Stored items:
****************

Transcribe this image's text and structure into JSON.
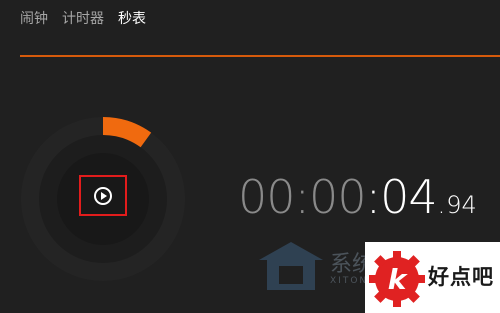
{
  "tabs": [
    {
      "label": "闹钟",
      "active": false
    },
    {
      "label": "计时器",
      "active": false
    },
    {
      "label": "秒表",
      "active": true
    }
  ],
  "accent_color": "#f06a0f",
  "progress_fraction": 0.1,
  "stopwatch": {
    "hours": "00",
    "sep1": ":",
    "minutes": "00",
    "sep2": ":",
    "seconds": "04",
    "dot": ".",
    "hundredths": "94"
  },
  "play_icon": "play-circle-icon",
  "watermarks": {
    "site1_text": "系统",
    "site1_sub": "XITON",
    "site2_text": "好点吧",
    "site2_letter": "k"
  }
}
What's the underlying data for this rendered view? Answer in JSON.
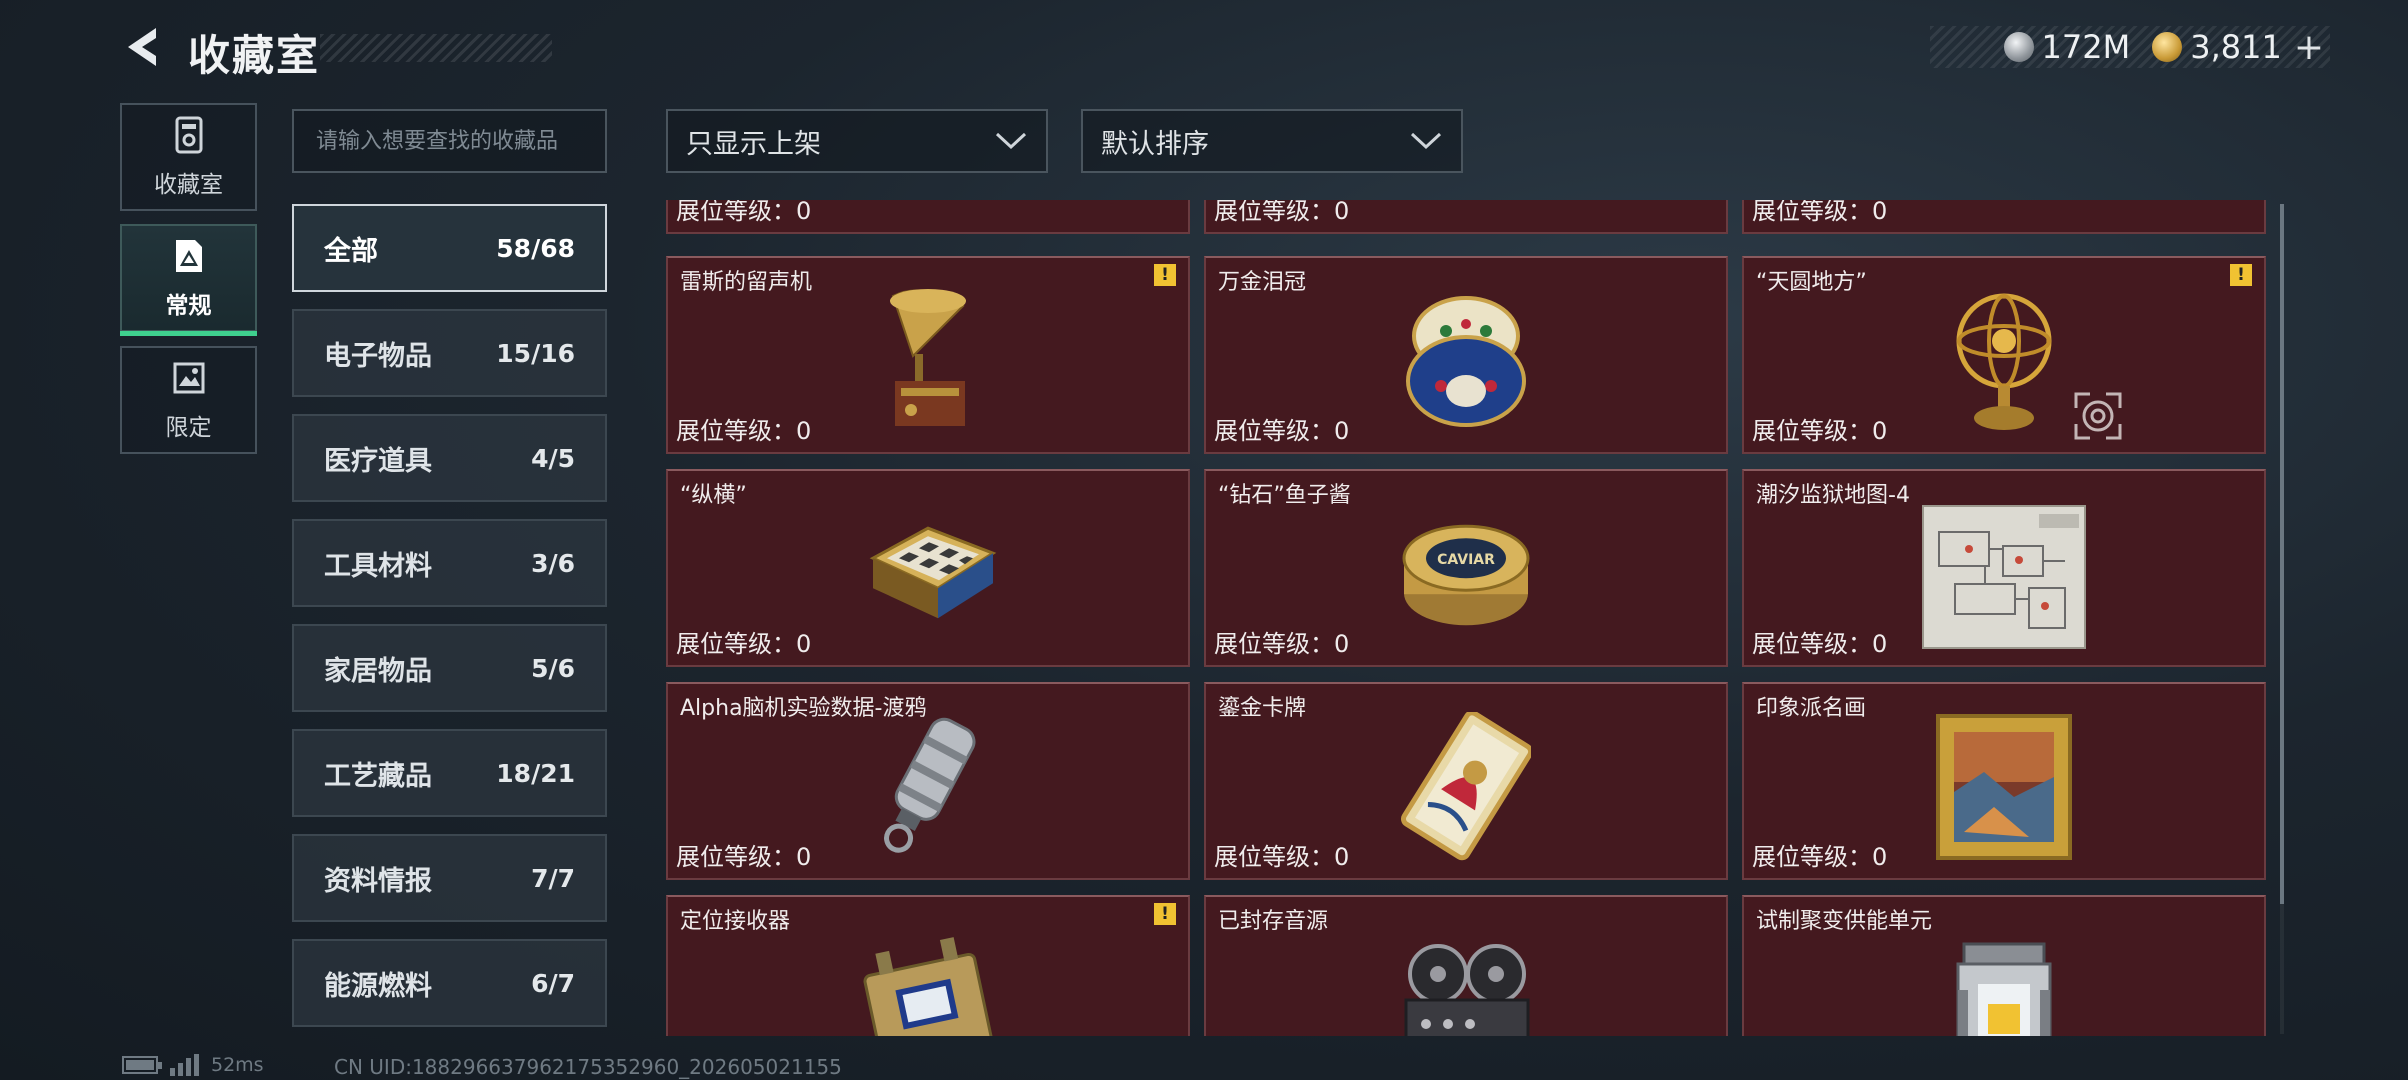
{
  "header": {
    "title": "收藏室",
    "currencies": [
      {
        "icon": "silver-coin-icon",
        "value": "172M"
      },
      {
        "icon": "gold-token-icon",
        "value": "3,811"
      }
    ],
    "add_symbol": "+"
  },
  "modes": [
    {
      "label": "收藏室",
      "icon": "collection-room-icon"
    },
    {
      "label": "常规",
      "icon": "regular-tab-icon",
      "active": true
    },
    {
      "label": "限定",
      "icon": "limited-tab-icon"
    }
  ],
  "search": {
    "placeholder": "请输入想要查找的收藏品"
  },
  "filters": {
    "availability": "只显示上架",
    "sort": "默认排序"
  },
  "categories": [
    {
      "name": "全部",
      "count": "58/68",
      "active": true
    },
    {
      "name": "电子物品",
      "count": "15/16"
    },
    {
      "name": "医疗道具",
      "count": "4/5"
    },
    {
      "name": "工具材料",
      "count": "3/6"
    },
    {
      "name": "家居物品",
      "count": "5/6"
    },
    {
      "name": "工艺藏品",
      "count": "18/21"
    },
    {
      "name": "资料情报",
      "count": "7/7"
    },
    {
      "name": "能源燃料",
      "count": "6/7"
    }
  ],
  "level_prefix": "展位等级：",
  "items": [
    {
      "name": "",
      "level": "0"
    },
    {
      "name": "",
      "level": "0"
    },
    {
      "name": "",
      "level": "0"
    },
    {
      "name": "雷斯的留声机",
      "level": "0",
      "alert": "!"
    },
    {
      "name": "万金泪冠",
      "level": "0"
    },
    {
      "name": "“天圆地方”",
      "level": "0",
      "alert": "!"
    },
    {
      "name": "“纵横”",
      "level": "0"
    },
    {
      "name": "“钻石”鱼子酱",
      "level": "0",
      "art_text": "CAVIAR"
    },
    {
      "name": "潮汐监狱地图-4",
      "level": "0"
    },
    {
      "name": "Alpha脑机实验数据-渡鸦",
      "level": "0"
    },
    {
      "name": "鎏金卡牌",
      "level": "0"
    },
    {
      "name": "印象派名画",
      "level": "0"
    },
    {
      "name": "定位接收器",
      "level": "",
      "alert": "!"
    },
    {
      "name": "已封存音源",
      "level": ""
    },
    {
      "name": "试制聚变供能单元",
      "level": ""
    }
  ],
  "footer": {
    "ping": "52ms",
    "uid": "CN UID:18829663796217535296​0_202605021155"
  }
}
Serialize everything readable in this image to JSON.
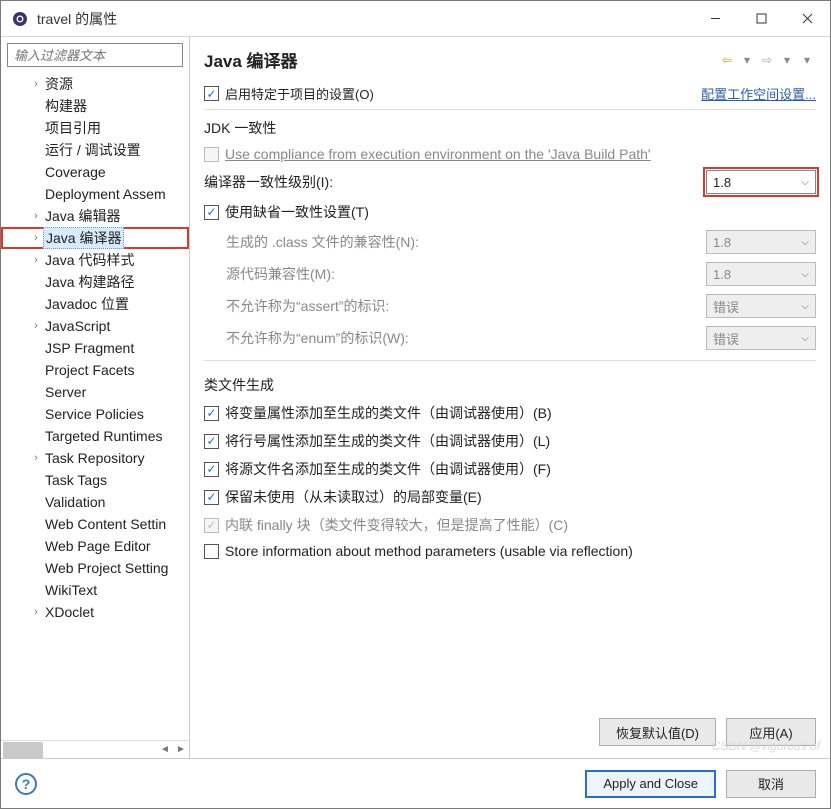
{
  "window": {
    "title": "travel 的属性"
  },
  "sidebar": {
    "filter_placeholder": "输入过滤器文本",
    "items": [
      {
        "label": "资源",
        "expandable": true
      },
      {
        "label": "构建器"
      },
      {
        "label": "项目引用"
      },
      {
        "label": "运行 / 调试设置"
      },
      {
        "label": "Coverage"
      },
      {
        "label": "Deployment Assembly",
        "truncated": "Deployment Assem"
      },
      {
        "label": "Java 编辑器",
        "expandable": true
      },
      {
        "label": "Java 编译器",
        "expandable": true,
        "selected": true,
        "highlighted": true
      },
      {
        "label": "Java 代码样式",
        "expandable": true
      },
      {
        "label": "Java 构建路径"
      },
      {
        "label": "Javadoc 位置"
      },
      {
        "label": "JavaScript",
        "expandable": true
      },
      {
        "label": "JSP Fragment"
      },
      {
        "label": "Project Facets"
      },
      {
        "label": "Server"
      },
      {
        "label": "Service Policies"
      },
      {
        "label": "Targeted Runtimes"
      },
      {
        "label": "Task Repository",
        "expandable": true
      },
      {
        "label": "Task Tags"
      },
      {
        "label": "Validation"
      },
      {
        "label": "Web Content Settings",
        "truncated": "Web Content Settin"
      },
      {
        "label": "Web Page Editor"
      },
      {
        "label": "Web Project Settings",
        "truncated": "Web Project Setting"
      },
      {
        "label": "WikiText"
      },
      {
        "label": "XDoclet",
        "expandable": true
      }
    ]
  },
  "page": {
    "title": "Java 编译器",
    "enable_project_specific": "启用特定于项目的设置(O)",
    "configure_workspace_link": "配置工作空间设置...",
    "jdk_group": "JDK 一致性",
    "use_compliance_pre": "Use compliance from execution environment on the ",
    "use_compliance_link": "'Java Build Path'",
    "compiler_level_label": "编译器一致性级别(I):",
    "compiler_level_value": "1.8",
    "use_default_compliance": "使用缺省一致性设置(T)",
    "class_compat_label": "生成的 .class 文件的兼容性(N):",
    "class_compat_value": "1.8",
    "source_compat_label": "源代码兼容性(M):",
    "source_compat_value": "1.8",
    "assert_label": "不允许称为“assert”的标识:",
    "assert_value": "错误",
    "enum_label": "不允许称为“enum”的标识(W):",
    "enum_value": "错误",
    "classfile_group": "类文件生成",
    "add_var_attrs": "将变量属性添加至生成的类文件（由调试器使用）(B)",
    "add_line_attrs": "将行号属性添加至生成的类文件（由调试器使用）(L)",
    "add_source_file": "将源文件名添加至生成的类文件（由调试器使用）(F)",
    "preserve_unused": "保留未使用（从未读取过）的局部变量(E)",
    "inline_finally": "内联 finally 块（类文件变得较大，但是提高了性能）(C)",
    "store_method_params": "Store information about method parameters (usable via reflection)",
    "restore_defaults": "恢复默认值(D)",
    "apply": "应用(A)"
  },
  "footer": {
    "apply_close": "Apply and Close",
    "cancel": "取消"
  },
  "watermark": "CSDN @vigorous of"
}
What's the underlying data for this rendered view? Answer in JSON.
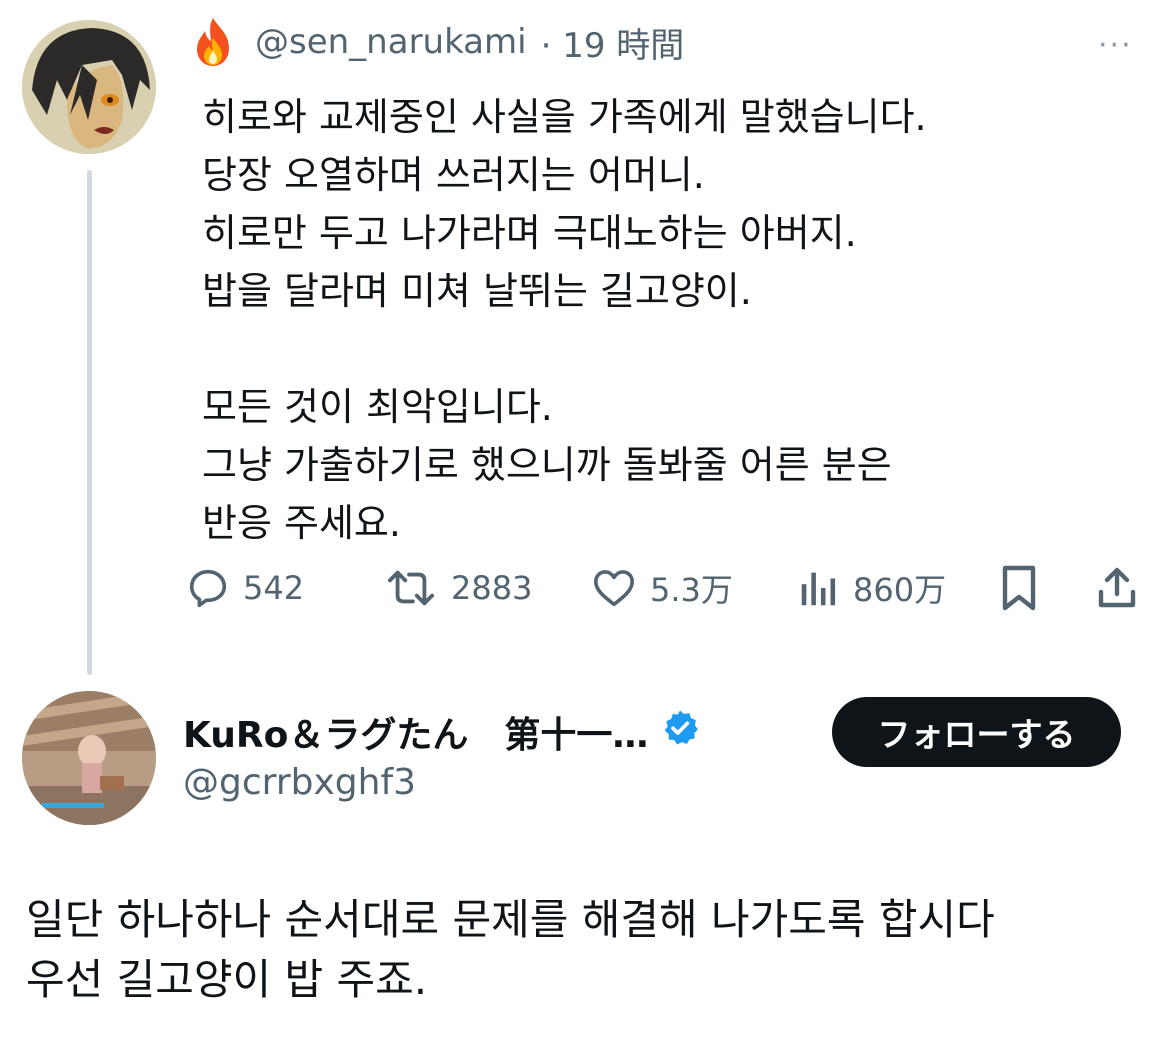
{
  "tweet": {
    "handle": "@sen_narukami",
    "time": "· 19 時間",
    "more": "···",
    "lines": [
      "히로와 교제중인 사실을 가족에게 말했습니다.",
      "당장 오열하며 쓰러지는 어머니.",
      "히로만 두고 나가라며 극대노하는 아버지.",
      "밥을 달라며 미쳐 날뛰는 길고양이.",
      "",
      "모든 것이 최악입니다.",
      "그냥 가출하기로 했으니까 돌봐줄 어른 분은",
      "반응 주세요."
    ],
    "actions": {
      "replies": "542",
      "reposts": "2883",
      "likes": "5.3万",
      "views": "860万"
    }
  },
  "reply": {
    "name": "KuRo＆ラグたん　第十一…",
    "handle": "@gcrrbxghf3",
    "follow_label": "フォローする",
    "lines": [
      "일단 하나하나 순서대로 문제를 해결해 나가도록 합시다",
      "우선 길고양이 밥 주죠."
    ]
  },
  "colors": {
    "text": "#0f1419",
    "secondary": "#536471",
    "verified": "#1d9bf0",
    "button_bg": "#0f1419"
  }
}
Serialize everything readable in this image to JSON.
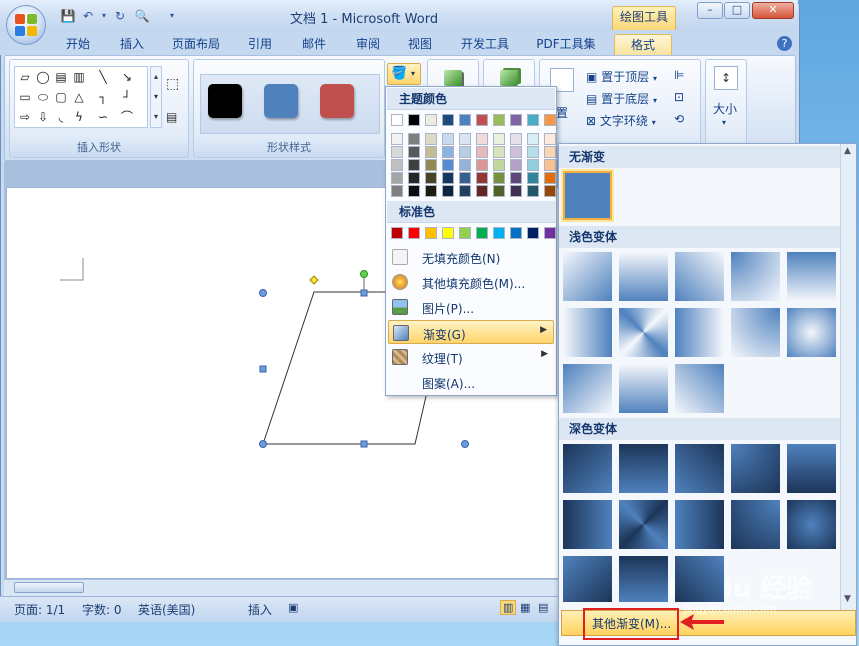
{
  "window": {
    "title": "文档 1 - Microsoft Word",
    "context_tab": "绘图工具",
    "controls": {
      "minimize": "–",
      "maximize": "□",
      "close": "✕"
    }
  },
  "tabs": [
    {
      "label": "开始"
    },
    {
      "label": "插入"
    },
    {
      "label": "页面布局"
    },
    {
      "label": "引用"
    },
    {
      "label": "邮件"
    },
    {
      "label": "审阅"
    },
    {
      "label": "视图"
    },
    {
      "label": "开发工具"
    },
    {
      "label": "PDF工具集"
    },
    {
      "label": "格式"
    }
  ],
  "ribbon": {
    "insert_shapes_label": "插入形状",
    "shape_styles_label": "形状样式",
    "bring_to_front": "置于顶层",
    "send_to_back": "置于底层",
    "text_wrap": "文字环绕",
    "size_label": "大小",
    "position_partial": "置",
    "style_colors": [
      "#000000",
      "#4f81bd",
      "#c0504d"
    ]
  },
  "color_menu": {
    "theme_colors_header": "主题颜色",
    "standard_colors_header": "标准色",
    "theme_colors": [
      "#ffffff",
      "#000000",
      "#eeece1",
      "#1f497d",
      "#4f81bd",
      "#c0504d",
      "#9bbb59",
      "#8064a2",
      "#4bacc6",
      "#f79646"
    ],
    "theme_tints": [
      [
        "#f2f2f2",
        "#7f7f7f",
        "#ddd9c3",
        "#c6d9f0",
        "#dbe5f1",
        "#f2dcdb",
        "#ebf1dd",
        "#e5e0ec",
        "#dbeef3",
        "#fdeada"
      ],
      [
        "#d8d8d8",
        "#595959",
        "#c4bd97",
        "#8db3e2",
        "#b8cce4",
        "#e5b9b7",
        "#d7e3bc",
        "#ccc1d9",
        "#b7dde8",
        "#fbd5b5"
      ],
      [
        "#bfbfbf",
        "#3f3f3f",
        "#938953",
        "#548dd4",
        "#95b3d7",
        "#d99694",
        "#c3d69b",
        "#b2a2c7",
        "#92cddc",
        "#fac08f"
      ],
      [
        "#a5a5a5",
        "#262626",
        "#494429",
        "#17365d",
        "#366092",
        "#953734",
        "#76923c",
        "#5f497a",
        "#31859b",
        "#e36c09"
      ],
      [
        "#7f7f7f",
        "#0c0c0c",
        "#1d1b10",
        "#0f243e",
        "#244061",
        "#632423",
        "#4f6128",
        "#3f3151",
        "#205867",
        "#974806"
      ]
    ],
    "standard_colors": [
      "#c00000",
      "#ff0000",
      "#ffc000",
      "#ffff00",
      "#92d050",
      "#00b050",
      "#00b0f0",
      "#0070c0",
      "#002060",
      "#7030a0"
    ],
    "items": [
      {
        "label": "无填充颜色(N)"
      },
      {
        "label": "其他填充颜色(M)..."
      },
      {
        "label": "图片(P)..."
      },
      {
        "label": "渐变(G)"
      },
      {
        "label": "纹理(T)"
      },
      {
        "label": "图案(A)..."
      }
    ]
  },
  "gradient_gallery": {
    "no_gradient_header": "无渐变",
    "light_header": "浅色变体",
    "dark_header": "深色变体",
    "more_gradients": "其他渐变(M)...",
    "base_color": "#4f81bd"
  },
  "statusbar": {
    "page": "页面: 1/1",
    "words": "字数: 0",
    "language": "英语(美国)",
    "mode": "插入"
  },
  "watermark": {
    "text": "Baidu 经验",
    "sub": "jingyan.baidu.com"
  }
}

****************

§ **Prompt**: Which lines contain "truncated"? Show each of them.

§ **Exercise response**:
        "truncated": "Deployment Assem"
        "truncated": "Web Content Settin"
        "truncated": "Web Project Setting"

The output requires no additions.